[start of Supplied data]

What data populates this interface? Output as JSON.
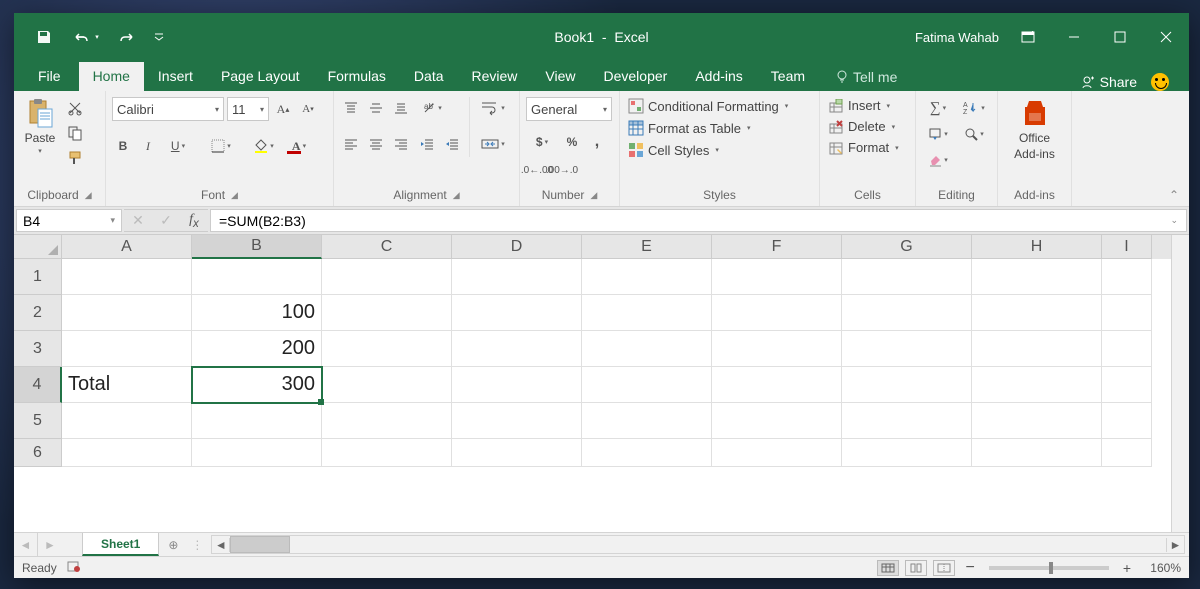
{
  "title": {
    "doc": "Book1",
    "app": "Excel"
  },
  "user": "Fatima Wahab",
  "tabs": [
    "File",
    "Home",
    "Insert",
    "Page Layout",
    "Formulas",
    "Data",
    "Review",
    "View",
    "Developer",
    "Add-ins",
    "Team"
  ],
  "active_tab": "Home",
  "tellme": "Tell me",
  "share": "Share",
  "ribbon": {
    "clipboard": {
      "label": "Clipboard",
      "paste": "Paste"
    },
    "font": {
      "label": "Font",
      "name": "Calibri",
      "size": "11"
    },
    "alignment": {
      "label": "Alignment"
    },
    "number": {
      "label": "Number",
      "format": "General"
    },
    "styles": {
      "label": "Styles",
      "cond": "Conditional Formatting",
      "table": "Format as Table",
      "cell": "Cell Styles"
    },
    "cells": {
      "label": "Cells",
      "insert": "Insert",
      "delete": "Delete",
      "format": "Format"
    },
    "editing": {
      "label": "Editing"
    },
    "addins": {
      "label": "Add-ins",
      "office": "Office",
      "addins_line": "Add-ins"
    }
  },
  "namebox": "B4",
  "formula": "=SUM(B2:B3)",
  "columns": [
    "A",
    "B",
    "C",
    "D",
    "E",
    "F",
    "G",
    "H",
    "I"
  ],
  "active_col": "B",
  "rows": [
    "1",
    "2",
    "3",
    "4",
    "5",
    "6"
  ],
  "active_row": "4",
  "cells": {
    "A4": "Total",
    "B2": "100",
    "B3": "200",
    "B4": "300"
  },
  "sheet": "Sheet1",
  "status": {
    "ready": "Ready",
    "zoom": "160%"
  }
}
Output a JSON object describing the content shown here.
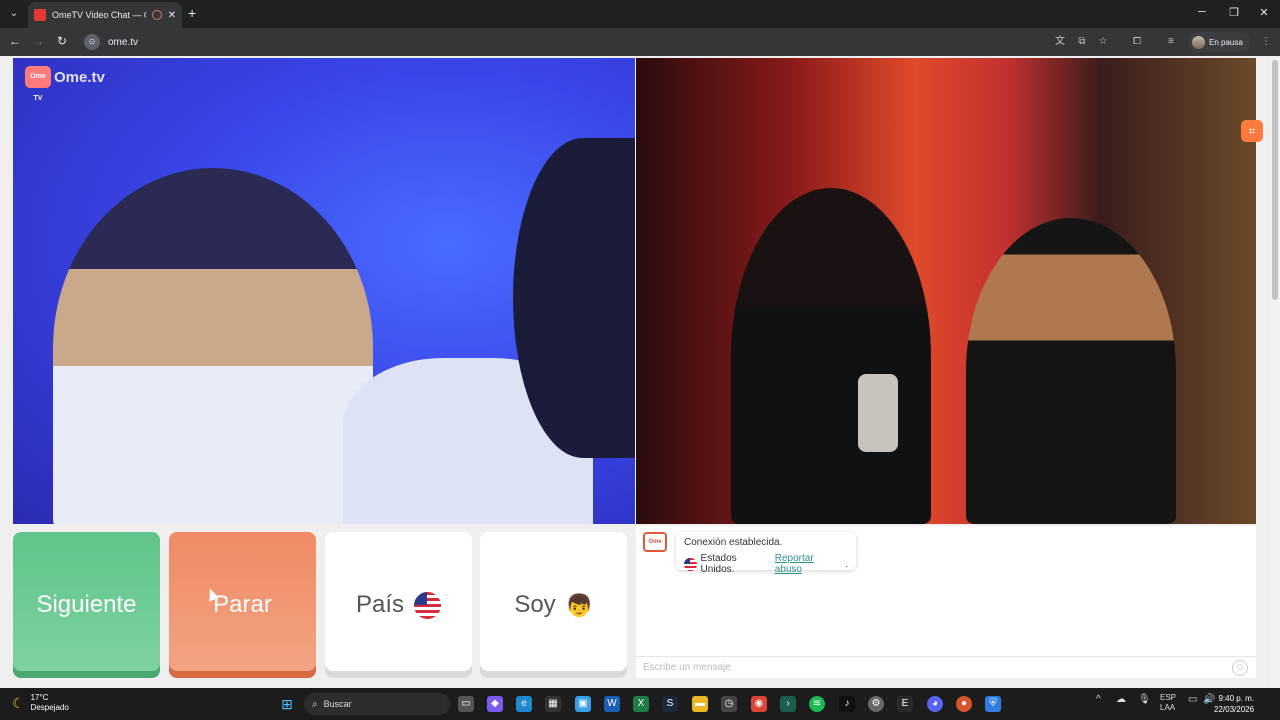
{
  "browser": {
    "tab_title": "OmeTV Video Chat — Ome",
    "url": "ome.tv",
    "profile_label": "En pausa"
  },
  "page": {
    "logo_text": "Ome.tv",
    "logo_badge": "Ome TV",
    "controls": {
      "next_label": "Siguiente",
      "stop_label": "Parar",
      "country_label": "País",
      "me_label": "Soy"
    },
    "chat": {
      "status_line": "Conexión establecida.",
      "country_text": "Estados Unidos.",
      "report_link": "Reportar abuso",
      "report_suffix": ".",
      "input_placeholder": "Escribe un mensaje"
    }
  },
  "taskbar": {
    "temperature": "17°C",
    "weather": "Despejado",
    "search_label": "Buscar",
    "lang_top": "ESP",
    "lang_bottom": "LAA",
    "time": "9:40 p. m.",
    "date": "22/03/2026"
  }
}
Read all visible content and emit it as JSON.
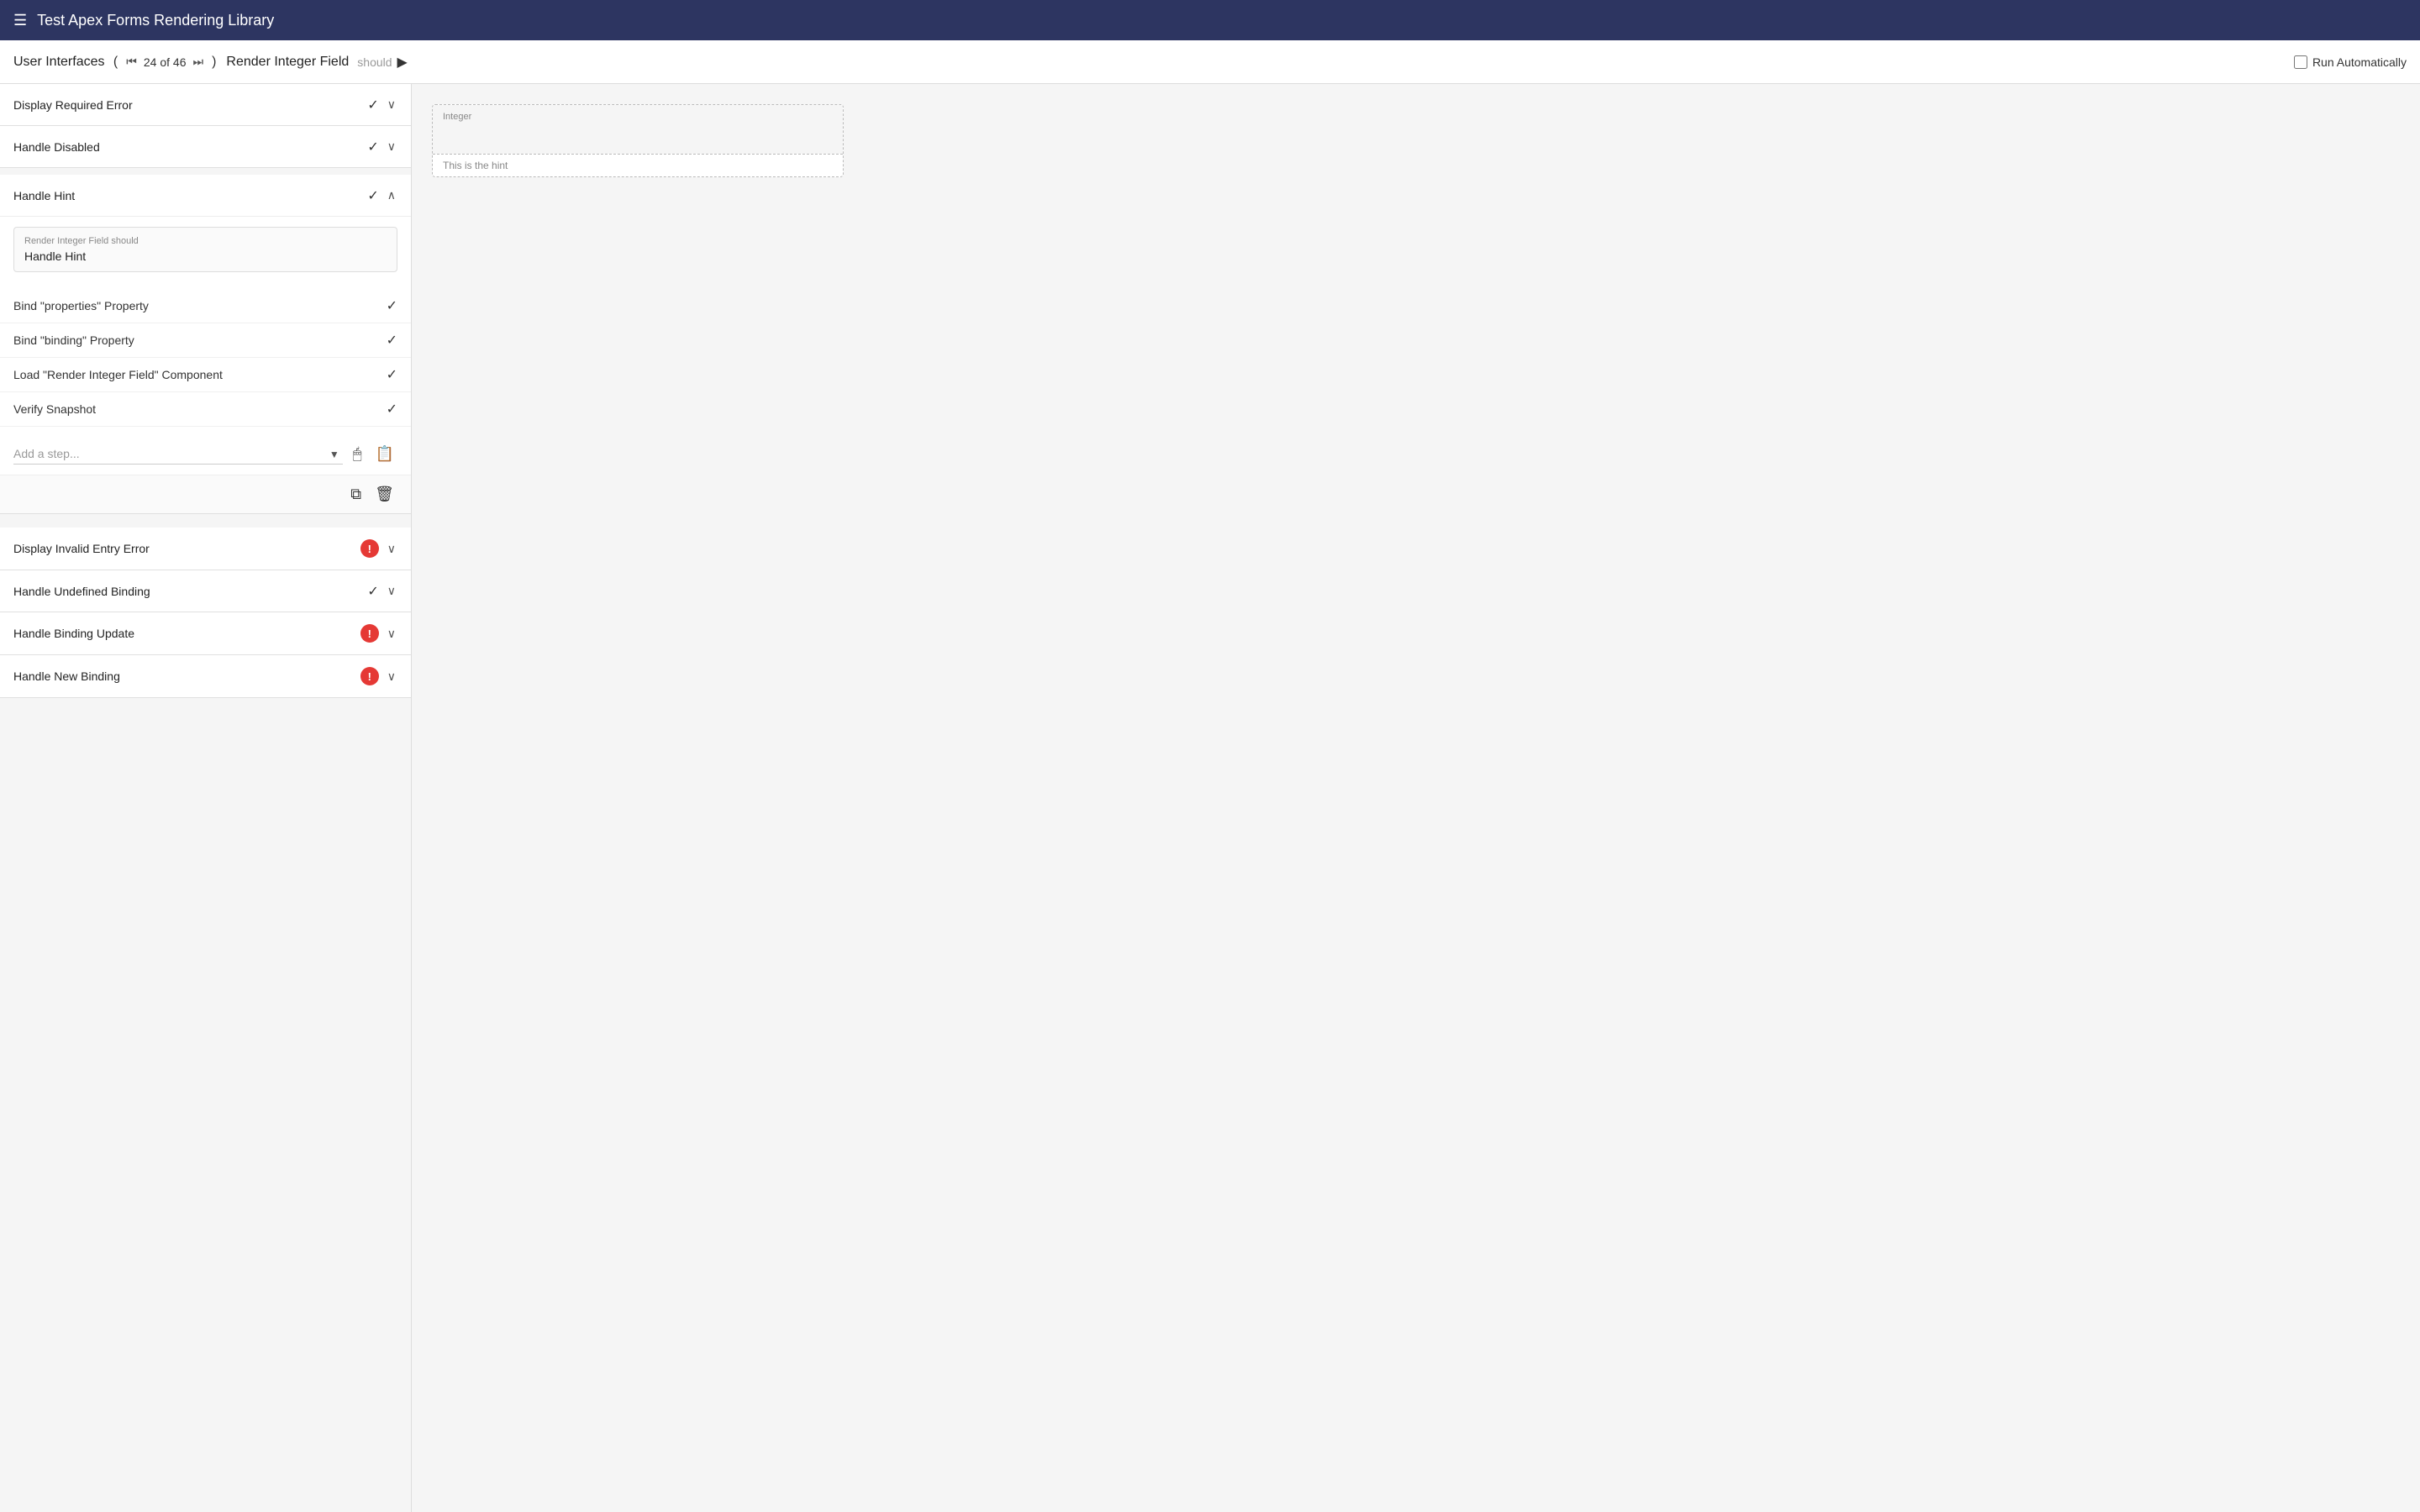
{
  "header": {
    "menu_icon": "☰",
    "title": "Test Apex Forms Rendering Library"
  },
  "subheader": {
    "section_title": "User Interfaces",
    "nav_open_paren": "(",
    "nav_first_icon": "⏮",
    "nav_position": "24 of 46",
    "nav_last_icon": "⏭",
    "nav_close_paren": ")",
    "test_title": "Render Integer Field",
    "should_label": "should",
    "play_icon": "▶",
    "run_automatically_label": "Run Automatically"
  },
  "left_panel": {
    "top_items": [
      {
        "label": "Display Required Error",
        "status": "check",
        "expanded": false
      },
      {
        "label": "Handle Disabled",
        "status": "check",
        "expanded": false
      }
    ],
    "expanded_section": {
      "label": "Handle Hint",
      "status": "check",
      "description_sub": "Render Integer Field should",
      "description_main": "Handle Hint",
      "steps": [
        {
          "label": "Bind \"properties\" Property",
          "status": "check"
        },
        {
          "label": "Bind \"binding\" Property",
          "status": "check"
        },
        {
          "label": "Load \"Render Integer Field\" Component",
          "status": "check"
        },
        {
          "label": "Verify Snapshot",
          "status": "check"
        }
      ],
      "add_step_placeholder": "Add a step...",
      "copy_icon": "⧉",
      "trash_icon": "🗑"
    },
    "bottom_items": [
      {
        "label": "Display Invalid Entry Error",
        "status": "error",
        "expanded": false
      },
      {
        "label": "Handle Undefined Binding",
        "status": "check",
        "expanded": false
      },
      {
        "label": "Handle Binding Update",
        "status": "error",
        "expanded": false
      },
      {
        "label": "Handle New Binding",
        "status": "error",
        "expanded": false
      }
    ]
  },
  "right_panel": {
    "field_label": "Integer",
    "hint_text": "This is the hint"
  }
}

[end of Supplied data]

■ **Your goal**
Transcribe the listing in full. Omit the pictures and keep every line exact.

■ **Correct response**
What data populates this interface? Output as JSON.
{
  "title": {
    "doc": "Book1",
    "app": "Excel"
  },
  "user": "Fatima Wahab",
  "tabs": [
    "File",
    "Home",
    "Insert",
    "Page Layout",
    "Formulas",
    "Data",
    "Review",
    "View",
    "Developer",
    "Add-ins",
    "Team"
  ],
  "active_tab": "Home",
  "tellme": "Tell me",
  "share": "Share",
  "ribbon": {
    "clipboard": {
      "label": "Clipboard",
      "paste": "Paste"
    },
    "font": {
      "label": "Font",
      "name": "Calibri",
      "size": "11"
    },
    "alignment": {
      "label": "Alignment"
    },
    "number": {
      "label": "Number",
      "format": "General"
    },
    "styles": {
      "label": "Styles",
      "cond": "Conditional Formatting",
      "table": "Format as Table",
      "cell": "Cell Styles"
    },
    "cells": {
      "label": "Cells",
      "insert": "Insert",
      "delete": "Delete",
      "format": "Format"
    },
    "editing": {
      "label": "Editing"
    },
    "addins": {
      "label": "Add-ins",
      "office": "Office",
      "addins_line": "Add-ins"
    }
  },
  "namebox": "B4",
  "formula": "=SUM(B2:B3)",
  "columns": [
    "A",
    "B",
    "C",
    "D",
    "E",
    "F",
    "G",
    "H",
    "I"
  ],
  "active_col": "B",
  "rows": [
    "1",
    "2",
    "3",
    "4",
    "5",
    "6"
  ],
  "active_row": "4",
  "cells": {
    "A4": "Total",
    "B2": "100",
    "B3": "200",
    "B4": "300"
  },
  "sheet": "Sheet1",
  "status": {
    "ready": "Ready",
    "zoom": "160%"
  }
}
Output a JSON object describing the content shown here.
{
  "browser": {
    "tab_title": "OmeTV Video Chat — Ome",
    "url": "ome.tv",
    "profile_label": "En pausa"
  },
  "page": {
    "logo_text": "Ome.tv",
    "logo_badge": "Ome TV",
    "controls": {
      "next_label": "Siguiente",
      "stop_label": "Parar",
      "country_label": "País",
      "me_label": "Soy"
    },
    "chat": {
      "status_line": "Conexión establecida.",
      "country_text": "Estados Unidos.",
      "report_link": "Reportar abuso",
      "report_suffix": ".",
      "input_placeholder": "Escribe un mensaje"
    }
  },
  "taskbar": {
    "temperature": "17°C",
    "weather": "Despejado",
    "search_label": "Buscar",
    "lang_top": "ESP",
    "lang_bottom": "LAA",
    "time": "9:40 p. m.",
    "date": "22/03/2026"
  }
}
Read all visible content and emit it as JSON.
{
  "header": {
    "menu_icon": "☰",
    "title": "Test Apex Forms Rendering Library"
  },
  "subheader": {
    "section_title": "User Interfaces",
    "nav_open_paren": "(",
    "nav_first_icon": "⏮",
    "nav_position": "24 of 46",
    "nav_last_icon": "⏭",
    "nav_close_paren": ")",
    "test_title": "Render Integer Field",
    "should_label": "should",
    "play_icon": "▶",
    "run_automatically_label": "Run Automatically"
  },
  "left_panel": {
    "top_items": [
      {
        "label": "Display Required Error",
        "status": "check",
        "expanded": false
      },
      {
        "label": "Handle Disabled",
        "status": "check",
        "expanded": false
      }
    ],
    "expanded_section": {
      "label": "Handle Hint",
      "status": "check",
      "description_sub": "Render Integer Field should",
      "description_main": "Handle Hint",
      "steps": [
        {
          "label": "Bind \"properties\" Property",
          "status": "check"
        },
        {
          "label": "Bind \"binding\" Property",
          "status": "check"
        },
        {
          "label": "Load \"Render Integer Field\" Component",
          "status": "check"
        },
        {
          "label": "Verify Snapshot",
          "status": "check"
        }
      ],
      "add_step_placeholder": "Add a step...",
      "copy_icon": "⧉",
      "trash_icon": "🗑"
    },
    "bottom_items": [
      {
        "label": "Display Invalid Entry Error",
        "status": "error",
        "expanded": false
      },
      {
        "label": "Handle Undefined Binding",
        "status": "check",
        "expanded": false
      },
      {
        "label": "Handle Binding Update",
        "status": "error",
        "expanded": false
      },
      {
        "label": "Handle New Binding",
        "status": "error",
        "expanded": false
      }
    ]
  },
  "right_panel": {
    "field_label": "Integer",
    "hint_text": "This is the hint"
  }
}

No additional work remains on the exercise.